— THE REQUEST —
Print the records below with no changes at all.
_ _ _ _ _
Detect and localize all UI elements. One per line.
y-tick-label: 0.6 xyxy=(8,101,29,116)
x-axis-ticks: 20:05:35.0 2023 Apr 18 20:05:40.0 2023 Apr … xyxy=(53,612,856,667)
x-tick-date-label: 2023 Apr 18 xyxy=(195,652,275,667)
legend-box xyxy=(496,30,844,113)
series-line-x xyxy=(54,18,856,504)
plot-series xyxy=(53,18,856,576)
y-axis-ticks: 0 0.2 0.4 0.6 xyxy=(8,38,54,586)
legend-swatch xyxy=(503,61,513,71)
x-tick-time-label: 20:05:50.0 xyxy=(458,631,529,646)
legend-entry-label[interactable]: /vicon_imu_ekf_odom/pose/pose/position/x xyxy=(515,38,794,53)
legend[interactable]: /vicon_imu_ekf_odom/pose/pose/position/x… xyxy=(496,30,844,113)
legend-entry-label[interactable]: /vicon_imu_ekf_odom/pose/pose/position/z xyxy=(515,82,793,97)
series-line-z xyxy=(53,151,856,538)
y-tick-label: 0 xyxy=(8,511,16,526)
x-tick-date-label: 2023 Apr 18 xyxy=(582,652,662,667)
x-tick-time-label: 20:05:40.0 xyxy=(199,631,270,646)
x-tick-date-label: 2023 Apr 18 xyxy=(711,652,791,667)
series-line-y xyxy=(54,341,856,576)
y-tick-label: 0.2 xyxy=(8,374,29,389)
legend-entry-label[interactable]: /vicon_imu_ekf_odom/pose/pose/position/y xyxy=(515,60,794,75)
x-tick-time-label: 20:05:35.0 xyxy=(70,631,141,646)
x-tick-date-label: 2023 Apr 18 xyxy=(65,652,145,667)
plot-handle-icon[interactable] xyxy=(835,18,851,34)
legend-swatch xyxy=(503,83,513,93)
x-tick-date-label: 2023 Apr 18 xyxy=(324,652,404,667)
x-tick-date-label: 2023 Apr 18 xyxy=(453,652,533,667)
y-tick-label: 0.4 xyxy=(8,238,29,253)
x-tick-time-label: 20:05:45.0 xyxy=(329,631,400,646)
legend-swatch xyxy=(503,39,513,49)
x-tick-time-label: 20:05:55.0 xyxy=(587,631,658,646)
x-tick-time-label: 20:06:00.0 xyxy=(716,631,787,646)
_ _ _ _ _
— OUTPUT BELOW —
Detect and localize all UI elements. One per line.
y-tick-label: 0.6 xyxy=(8,101,29,116)
x-axis-ticks: 20:05:35.0 2023 Apr 18 20:05:40.0 2023 Apr … xyxy=(53,612,856,667)
x-tick-date-label: 2023 Apr 18 xyxy=(195,652,275,667)
legend-box xyxy=(496,30,844,113)
series-line-x xyxy=(54,18,856,504)
plot-series xyxy=(53,18,856,576)
y-axis-ticks: 0 0.2 0.4 0.6 xyxy=(8,38,54,586)
legend-swatch xyxy=(503,61,513,71)
x-tick-time-label: 20:05:50.0 xyxy=(458,631,529,646)
legend-entry-label[interactable]: /vicon_imu_ekf_odom/pose/pose/position/x xyxy=(515,38,794,53)
legend[interactable]: /vicon_imu_ekf_odom/pose/pose/position/x… xyxy=(496,30,844,113)
legend-entry-label[interactable]: /vicon_imu_ekf_odom/pose/pose/position/z xyxy=(515,82,793,97)
series-line-z xyxy=(53,151,856,538)
y-tick-label: 0 xyxy=(8,511,16,526)
x-tick-date-label: 2023 Apr 18 xyxy=(582,652,662,667)
x-tick-time-label: 20:05:40.0 xyxy=(199,631,270,646)
x-tick-date-label: 2023 Apr 18 xyxy=(711,652,791,667)
series-line-y xyxy=(54,341,856,576)
y-tick-label: 0.2 xyxy=(8,374,29,389)
legend-entry-label[interactable]: /vicon_imu_ekf_odom/pose/pose/position/y xyxy=(515,60,794,75)
x-tick-time-label: 20:05:35.0 xyxy=(70,631,141,646)
x-tick-date-label: 2023 Apr 18 xyxy=(65,652,145,667)
plot-handle-icon[interactable] xyxy=(835,18,851,34)
legend-swatch xyxy=(503,83,513,93)
x-tick-date-label: 2023 Apr 18 xyxy=(324,652,404,667)
x-tick-date-label: 2023 Apr 18 xyxy=(453,652,533,667)
y-tick-label: 0.4 xyxy=(8,238,29,253)
x-tick-time-label: 20:05:45.0 xyxy=(329,631,400,646)
legend-swatch xyxy=(503,39,513,49)
x-tick-time-label: 20:05:55.0 xyxy=(587,631,658,646)
x-tick-time-label: 20:06:00.0 xyxy=(716,631,787,646)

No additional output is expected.